*WHAT YOU HAVE TO DO*:
Read the material below and count the lines holding the string "Response". Give that count with nothing added.
━━━━━━━━━━━━━━━━━━━━━━━━━━━━━━
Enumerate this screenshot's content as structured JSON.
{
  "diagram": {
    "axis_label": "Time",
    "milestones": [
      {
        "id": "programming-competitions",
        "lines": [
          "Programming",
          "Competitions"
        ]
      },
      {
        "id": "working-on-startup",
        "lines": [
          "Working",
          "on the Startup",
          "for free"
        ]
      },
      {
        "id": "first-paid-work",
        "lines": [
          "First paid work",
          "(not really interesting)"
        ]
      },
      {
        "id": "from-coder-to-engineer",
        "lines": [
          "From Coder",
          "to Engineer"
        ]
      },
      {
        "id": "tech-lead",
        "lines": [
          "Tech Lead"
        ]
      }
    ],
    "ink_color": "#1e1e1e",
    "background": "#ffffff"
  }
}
━━━━━━━━━━━━━━━━━━━━━━━━━━━━━━
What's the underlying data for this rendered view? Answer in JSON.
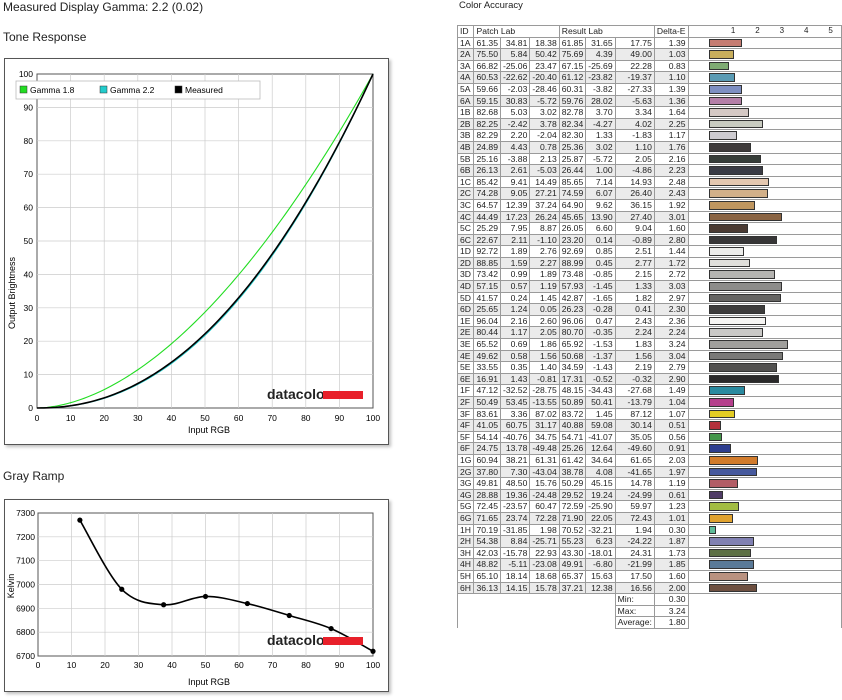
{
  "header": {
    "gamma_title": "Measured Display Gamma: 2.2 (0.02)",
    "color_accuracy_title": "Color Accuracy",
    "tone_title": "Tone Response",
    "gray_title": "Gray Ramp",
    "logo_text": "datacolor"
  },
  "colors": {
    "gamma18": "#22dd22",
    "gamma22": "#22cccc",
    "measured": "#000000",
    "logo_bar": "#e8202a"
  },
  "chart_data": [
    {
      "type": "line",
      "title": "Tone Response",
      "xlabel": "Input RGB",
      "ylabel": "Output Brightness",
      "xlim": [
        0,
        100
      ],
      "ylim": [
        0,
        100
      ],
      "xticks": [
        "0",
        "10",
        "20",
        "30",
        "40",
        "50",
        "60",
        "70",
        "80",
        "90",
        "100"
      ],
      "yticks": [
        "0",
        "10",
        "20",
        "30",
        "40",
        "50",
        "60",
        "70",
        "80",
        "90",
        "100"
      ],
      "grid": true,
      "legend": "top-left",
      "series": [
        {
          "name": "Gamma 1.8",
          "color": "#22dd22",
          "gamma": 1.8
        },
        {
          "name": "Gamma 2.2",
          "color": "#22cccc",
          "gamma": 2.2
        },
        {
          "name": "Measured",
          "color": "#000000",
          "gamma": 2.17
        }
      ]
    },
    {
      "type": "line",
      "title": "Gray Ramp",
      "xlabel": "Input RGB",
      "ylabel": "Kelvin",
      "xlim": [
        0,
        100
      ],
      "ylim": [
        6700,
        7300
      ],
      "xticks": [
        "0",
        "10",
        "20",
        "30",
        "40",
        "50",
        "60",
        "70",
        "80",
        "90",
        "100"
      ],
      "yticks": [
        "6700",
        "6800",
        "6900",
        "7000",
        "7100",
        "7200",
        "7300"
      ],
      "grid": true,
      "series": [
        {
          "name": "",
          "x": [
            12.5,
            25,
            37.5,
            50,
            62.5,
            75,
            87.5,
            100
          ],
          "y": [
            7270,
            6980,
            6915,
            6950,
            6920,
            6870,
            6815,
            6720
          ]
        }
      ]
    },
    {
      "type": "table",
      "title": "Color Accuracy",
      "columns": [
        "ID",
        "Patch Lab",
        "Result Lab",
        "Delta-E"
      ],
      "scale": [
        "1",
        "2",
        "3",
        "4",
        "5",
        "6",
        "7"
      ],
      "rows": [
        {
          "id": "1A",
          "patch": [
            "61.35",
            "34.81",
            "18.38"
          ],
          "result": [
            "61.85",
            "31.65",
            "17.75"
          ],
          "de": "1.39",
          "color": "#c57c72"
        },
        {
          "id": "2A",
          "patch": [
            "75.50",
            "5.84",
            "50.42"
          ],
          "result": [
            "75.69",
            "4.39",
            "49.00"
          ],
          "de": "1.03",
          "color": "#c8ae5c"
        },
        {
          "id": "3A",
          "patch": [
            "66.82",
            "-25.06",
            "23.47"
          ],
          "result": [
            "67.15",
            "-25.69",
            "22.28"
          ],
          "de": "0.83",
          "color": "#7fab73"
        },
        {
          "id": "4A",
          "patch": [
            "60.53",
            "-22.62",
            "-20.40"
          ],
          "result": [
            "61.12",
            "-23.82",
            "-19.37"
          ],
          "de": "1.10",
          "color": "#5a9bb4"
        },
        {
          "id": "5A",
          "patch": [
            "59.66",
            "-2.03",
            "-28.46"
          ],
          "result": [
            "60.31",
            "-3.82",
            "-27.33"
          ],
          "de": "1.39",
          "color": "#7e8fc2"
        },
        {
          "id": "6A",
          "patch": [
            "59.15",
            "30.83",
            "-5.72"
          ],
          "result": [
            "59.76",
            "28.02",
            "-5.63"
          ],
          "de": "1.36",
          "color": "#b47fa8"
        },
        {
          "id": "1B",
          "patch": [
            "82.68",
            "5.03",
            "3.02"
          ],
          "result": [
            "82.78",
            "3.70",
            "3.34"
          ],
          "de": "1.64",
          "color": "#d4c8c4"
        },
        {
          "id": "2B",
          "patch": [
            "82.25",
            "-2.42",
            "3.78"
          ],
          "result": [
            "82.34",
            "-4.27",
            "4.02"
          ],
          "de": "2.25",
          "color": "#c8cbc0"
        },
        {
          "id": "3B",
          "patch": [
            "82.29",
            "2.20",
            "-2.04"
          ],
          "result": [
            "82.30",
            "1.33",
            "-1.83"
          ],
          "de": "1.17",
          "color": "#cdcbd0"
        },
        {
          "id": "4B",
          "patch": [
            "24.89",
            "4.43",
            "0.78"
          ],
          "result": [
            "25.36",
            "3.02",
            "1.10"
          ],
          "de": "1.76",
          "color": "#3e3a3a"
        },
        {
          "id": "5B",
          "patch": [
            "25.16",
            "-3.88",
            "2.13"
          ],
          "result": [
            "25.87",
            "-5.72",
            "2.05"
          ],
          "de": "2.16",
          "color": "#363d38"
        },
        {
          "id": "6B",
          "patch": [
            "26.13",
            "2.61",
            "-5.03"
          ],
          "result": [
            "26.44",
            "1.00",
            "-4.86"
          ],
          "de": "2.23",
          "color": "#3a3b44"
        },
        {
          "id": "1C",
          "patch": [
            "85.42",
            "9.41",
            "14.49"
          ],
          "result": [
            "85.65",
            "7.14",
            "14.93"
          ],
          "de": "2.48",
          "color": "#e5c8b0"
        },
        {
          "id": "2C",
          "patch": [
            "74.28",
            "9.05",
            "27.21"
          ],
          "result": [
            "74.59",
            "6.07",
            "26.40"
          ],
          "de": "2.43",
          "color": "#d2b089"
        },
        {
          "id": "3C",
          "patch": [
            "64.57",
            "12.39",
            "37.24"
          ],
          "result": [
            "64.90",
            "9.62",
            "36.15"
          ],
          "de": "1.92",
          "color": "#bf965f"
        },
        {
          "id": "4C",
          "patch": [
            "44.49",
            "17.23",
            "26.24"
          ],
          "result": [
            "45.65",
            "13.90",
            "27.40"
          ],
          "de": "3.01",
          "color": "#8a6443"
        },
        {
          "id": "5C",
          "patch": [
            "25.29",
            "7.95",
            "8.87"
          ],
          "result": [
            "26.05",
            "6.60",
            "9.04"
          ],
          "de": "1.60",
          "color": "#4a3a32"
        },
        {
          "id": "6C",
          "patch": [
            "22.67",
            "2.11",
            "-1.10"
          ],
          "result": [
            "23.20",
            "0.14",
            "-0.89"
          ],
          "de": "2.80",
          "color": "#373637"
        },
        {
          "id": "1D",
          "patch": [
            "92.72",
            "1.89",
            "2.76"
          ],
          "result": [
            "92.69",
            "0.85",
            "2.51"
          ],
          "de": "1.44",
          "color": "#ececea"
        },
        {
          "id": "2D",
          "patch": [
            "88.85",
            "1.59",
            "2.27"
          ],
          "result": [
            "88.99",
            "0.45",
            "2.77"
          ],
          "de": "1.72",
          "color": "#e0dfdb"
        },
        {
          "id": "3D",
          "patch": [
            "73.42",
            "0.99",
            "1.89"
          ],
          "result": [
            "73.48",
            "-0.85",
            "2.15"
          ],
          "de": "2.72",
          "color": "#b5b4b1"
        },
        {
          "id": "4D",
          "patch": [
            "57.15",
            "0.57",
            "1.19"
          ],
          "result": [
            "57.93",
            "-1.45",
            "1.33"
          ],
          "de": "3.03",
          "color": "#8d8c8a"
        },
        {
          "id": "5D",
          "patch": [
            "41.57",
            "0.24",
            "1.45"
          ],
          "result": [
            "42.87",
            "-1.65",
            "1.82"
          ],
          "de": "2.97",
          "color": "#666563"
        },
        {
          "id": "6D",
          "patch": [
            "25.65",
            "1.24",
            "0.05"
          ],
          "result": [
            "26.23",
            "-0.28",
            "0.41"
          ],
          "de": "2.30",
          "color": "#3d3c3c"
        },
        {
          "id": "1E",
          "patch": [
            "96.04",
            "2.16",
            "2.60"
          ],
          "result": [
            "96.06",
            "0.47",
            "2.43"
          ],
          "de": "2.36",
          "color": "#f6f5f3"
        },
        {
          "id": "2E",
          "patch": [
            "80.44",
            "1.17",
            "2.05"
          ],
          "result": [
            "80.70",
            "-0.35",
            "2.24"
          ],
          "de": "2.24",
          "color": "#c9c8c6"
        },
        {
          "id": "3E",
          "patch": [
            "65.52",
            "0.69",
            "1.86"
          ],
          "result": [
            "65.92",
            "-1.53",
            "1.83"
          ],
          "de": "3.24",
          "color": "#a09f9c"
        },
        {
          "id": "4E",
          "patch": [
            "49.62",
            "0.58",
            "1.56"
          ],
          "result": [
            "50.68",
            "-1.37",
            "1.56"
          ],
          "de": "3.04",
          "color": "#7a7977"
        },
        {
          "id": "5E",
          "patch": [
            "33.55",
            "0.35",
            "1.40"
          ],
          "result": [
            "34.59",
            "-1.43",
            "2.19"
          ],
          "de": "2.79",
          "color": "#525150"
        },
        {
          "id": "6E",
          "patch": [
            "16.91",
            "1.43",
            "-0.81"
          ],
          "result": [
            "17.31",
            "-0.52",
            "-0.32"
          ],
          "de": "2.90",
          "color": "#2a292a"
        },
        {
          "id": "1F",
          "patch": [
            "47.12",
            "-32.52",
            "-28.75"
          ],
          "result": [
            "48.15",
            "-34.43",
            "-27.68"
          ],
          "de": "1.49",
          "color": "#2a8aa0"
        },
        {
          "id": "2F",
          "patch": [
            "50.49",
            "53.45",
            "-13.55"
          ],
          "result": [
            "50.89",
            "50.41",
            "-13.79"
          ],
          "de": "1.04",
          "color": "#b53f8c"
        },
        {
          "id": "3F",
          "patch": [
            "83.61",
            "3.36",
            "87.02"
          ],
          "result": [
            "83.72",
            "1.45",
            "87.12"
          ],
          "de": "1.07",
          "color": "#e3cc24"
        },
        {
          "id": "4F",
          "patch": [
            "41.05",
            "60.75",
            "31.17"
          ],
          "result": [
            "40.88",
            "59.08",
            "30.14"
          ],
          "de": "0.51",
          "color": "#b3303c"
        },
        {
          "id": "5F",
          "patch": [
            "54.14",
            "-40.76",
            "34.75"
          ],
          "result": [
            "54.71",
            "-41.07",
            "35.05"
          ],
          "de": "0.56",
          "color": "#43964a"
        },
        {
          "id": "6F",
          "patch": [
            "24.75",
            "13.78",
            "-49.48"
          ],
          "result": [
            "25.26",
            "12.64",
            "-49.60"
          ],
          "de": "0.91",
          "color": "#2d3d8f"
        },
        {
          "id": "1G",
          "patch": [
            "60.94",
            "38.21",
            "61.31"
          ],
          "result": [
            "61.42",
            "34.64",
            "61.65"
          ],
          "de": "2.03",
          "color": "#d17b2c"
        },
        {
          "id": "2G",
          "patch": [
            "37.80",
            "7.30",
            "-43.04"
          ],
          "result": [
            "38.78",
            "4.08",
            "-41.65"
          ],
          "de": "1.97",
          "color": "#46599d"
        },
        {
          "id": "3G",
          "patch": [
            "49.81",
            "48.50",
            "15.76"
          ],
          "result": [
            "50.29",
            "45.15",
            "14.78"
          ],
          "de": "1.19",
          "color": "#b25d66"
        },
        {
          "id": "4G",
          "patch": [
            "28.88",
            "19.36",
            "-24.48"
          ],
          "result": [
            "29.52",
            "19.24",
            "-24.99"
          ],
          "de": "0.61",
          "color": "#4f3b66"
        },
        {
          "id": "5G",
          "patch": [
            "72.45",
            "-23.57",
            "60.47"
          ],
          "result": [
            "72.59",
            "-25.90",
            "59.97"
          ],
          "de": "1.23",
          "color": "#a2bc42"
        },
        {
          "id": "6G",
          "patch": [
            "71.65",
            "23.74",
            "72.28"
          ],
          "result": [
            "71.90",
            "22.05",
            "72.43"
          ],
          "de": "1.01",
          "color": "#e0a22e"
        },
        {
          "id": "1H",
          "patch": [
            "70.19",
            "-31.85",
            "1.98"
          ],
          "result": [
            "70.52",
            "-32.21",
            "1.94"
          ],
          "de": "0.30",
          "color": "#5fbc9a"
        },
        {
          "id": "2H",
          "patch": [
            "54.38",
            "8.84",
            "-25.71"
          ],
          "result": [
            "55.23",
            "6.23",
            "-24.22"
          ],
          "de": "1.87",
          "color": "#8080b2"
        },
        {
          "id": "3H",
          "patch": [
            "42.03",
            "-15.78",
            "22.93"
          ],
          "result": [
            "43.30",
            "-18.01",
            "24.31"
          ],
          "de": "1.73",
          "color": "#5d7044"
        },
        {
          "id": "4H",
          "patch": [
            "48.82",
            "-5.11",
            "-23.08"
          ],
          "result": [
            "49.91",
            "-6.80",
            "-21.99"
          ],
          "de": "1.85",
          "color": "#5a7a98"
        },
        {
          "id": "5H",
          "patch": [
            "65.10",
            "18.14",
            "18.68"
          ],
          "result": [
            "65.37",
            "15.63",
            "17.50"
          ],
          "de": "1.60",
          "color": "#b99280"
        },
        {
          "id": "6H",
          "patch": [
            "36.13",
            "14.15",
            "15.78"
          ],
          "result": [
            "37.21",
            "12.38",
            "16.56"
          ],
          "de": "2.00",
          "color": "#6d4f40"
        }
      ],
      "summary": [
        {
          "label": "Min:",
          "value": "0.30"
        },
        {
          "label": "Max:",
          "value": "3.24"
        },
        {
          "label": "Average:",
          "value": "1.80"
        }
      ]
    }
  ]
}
━━━━━━━━━━━━━━━━━━━━━━━━━━━━━━
*TASK OUTPUT*:
2